Given exercise: Reply with one number only: the count of lines below that contain the word "frequency".

=== Items ===

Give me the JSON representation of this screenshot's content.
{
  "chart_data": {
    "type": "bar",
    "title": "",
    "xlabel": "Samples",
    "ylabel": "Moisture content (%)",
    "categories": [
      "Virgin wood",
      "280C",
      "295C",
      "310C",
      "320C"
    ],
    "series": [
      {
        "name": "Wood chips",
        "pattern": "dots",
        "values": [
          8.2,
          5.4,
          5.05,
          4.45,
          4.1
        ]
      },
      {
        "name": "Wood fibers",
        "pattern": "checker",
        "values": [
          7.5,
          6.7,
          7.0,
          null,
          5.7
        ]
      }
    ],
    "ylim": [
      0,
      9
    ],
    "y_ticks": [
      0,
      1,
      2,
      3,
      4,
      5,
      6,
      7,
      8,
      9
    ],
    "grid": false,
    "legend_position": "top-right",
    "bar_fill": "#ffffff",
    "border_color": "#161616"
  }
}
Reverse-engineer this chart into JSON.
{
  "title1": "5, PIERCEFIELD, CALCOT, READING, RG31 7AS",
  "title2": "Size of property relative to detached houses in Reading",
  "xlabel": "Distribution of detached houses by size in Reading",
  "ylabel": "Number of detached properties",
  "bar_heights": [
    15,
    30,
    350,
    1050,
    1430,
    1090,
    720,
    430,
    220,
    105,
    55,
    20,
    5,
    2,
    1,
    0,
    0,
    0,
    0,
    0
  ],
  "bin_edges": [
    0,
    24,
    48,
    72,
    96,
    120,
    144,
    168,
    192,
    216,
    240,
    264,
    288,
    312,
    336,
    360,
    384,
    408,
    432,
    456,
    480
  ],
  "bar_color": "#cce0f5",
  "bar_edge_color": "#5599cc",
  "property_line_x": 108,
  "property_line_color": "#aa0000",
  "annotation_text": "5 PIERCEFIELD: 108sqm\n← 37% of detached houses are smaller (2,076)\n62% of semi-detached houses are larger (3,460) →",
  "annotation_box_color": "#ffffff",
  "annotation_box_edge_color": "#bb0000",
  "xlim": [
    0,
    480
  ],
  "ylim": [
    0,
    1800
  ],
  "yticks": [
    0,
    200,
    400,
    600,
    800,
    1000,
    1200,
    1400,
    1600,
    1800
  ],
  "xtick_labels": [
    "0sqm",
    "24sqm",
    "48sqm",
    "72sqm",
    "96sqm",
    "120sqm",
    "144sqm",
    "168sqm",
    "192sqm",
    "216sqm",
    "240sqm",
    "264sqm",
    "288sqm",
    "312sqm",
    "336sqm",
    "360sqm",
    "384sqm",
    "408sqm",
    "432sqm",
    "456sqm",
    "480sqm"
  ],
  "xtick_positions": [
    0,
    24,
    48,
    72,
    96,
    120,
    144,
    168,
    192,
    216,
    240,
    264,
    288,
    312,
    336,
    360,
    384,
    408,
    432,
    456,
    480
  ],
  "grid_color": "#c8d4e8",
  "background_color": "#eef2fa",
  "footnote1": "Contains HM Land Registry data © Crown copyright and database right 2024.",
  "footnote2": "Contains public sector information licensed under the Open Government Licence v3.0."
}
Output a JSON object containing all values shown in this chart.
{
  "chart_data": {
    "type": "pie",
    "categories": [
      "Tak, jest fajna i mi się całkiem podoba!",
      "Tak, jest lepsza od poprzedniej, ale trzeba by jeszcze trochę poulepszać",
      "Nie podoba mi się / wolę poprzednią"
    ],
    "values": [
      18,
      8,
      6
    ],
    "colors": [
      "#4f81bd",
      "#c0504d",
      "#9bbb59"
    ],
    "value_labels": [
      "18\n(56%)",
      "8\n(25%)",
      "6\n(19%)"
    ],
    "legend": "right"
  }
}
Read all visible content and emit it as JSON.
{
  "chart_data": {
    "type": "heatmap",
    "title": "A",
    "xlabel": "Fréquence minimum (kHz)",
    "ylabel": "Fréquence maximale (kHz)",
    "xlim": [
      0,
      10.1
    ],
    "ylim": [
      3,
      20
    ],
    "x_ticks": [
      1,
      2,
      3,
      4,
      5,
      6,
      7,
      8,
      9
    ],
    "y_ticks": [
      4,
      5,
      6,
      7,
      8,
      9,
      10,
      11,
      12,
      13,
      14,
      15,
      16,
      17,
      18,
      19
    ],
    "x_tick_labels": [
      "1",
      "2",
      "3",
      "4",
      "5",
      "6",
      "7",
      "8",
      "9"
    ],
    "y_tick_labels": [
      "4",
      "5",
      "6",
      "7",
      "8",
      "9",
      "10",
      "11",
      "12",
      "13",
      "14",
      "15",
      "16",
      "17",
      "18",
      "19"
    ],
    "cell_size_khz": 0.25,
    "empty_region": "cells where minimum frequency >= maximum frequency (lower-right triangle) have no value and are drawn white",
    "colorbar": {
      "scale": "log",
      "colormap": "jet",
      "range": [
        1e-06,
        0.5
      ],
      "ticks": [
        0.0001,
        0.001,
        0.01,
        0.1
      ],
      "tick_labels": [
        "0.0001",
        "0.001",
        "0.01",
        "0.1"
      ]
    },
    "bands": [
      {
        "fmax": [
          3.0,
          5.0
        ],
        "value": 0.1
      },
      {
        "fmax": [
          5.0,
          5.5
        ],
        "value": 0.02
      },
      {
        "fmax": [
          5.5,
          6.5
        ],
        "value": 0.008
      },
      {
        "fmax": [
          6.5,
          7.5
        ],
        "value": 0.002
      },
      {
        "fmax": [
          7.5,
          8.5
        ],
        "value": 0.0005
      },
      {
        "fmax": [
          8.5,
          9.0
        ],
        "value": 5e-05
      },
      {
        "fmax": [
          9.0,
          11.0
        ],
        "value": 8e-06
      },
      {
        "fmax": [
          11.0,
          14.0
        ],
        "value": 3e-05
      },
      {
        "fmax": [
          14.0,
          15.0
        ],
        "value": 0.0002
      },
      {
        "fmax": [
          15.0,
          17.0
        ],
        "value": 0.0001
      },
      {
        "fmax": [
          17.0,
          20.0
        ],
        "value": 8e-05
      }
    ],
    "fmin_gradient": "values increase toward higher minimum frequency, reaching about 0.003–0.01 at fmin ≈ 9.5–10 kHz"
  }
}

===
=== Items ===

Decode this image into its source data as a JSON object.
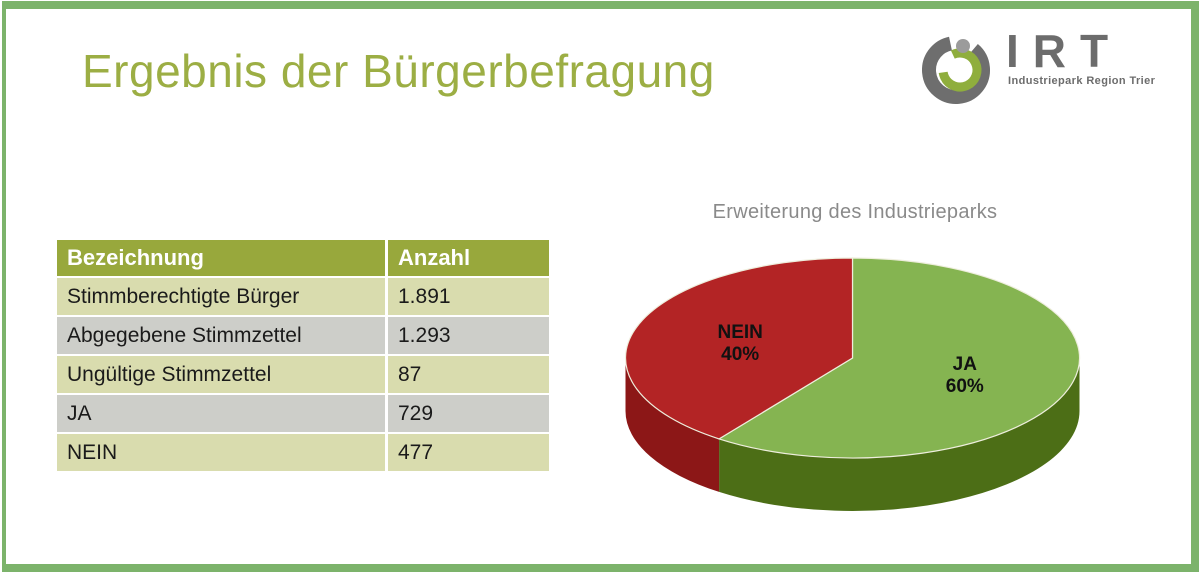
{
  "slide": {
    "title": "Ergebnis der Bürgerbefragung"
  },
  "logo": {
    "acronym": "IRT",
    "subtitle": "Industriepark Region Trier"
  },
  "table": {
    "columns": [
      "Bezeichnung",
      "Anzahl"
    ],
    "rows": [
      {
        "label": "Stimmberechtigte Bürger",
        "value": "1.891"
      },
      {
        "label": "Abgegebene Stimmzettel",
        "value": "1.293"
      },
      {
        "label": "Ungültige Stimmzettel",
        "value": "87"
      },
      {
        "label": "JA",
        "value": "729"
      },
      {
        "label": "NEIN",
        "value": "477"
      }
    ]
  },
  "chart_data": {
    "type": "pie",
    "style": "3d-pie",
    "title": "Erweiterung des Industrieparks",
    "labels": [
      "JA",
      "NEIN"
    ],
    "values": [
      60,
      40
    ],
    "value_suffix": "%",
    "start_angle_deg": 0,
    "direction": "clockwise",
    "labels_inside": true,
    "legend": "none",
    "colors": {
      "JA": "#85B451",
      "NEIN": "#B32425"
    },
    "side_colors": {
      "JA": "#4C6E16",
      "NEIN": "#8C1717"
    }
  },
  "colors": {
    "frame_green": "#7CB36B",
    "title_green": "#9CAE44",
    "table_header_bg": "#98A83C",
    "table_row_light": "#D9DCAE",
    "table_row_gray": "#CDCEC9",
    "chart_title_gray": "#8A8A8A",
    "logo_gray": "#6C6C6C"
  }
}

===

Written solution: 2